*Directive*:
Reproduce every line of the material below, but drop the pictures.

----------------------------------------

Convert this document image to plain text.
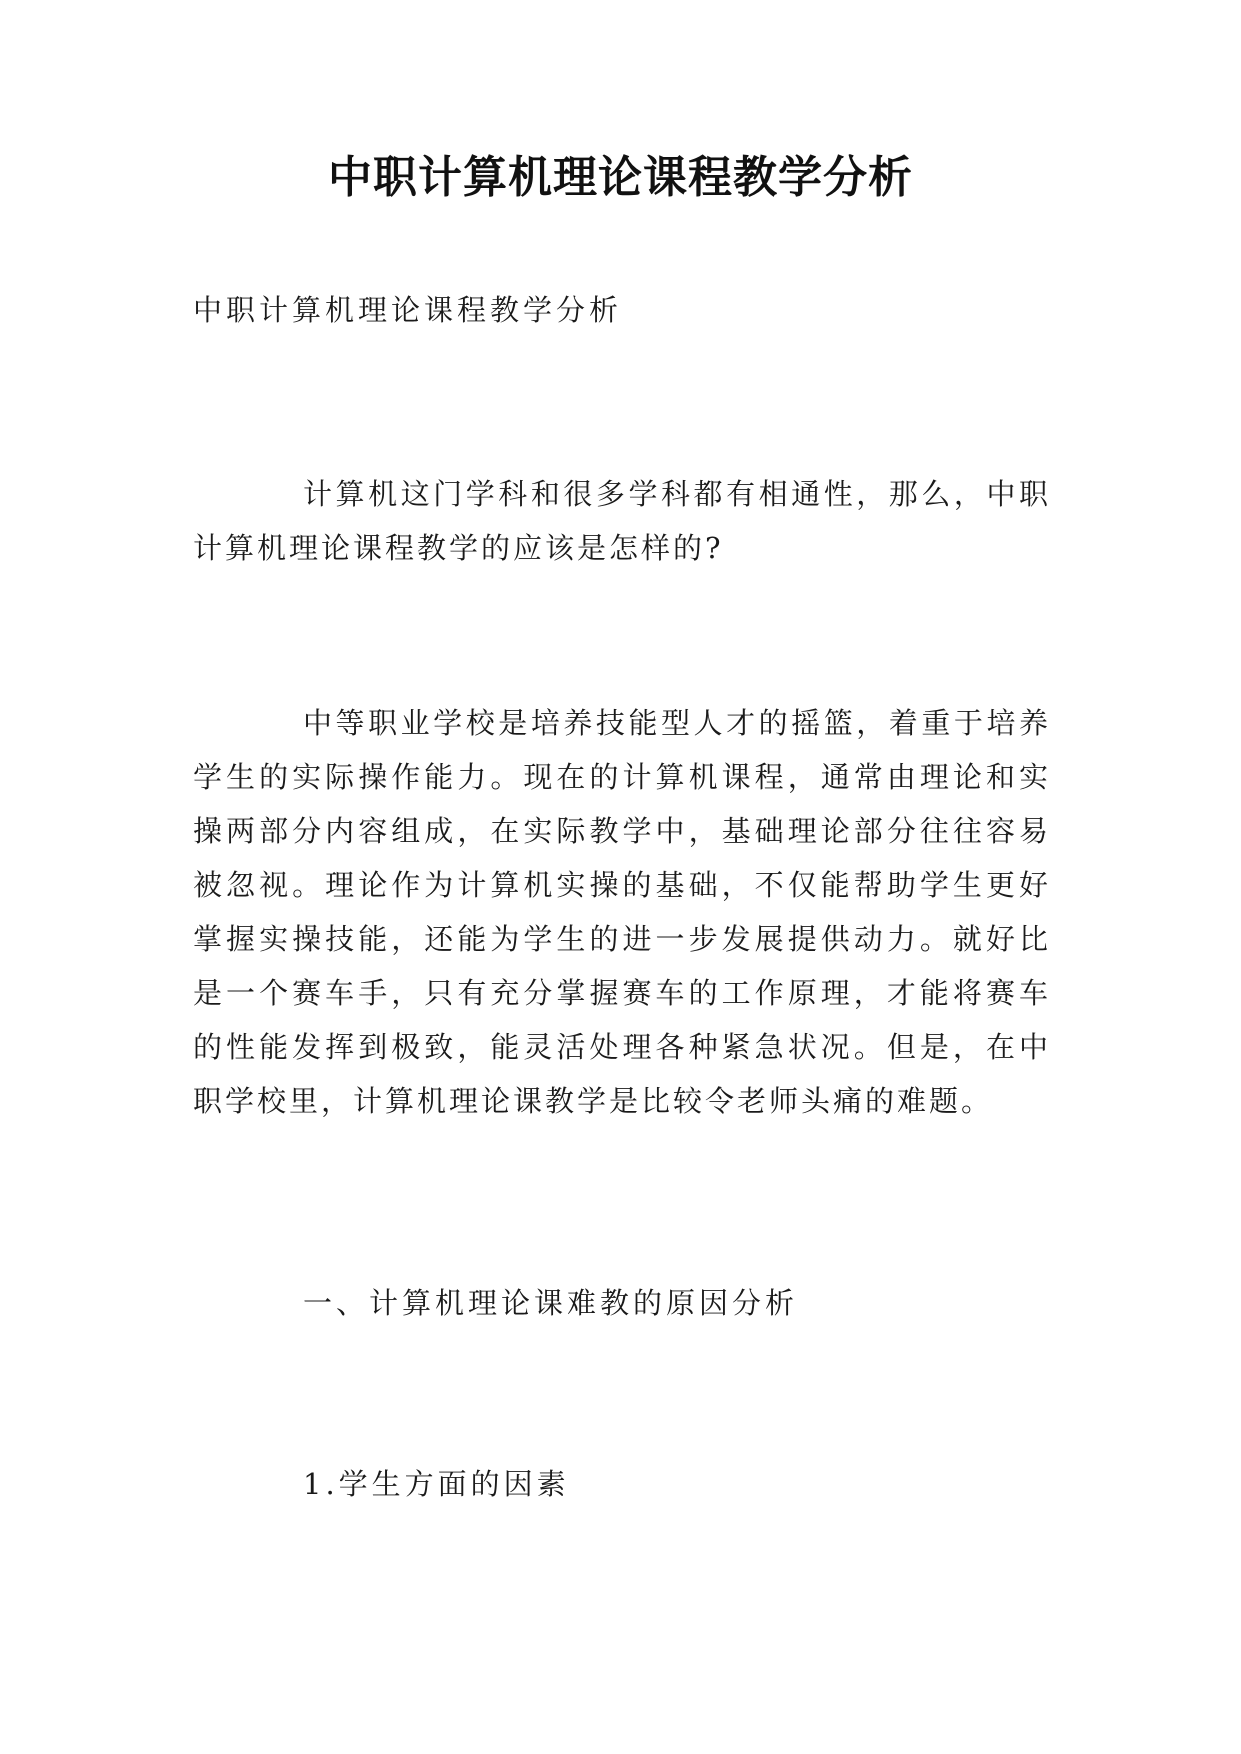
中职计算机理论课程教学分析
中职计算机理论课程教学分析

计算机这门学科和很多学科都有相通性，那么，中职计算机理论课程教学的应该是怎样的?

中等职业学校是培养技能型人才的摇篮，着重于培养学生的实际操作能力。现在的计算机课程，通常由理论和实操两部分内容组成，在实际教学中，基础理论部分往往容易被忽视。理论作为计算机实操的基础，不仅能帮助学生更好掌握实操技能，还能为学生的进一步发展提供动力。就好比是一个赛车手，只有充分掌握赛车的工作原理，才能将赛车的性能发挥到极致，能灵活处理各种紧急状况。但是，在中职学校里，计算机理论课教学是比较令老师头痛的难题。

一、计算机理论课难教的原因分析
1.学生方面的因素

----------------------------------------

*The response*:
Convert this document image to plain text.
中职计算机理论课程教学分析
中职计算机理论课程教学分析

计算机这门学科和很多学科都有相通性，那么，中职计算机理论课程教学的应该是怎样的?

中等职业学校是培养技能型人才的摇篮，着重于培养学生的实际操作能力。现在的计算机课程，通常由理论和实操两部分内容组成，在实际教学中，基础理论部分往往容易被忽视。理论作为计算机实操的基础，不仅能帮助学生更好掌握实操技能，还能为学生的进一步发展提供动力。就好比是一个赛车手，只有充分掌握赛车的工作原理，才能将赛车的性能发挥到极致，能灵活处理各种紧急状况。但是，在中职学校里，计算机理论课教学是比较令老师头痛的难题。

一、计算机理论课难教的原因分析
1.学生方面的因素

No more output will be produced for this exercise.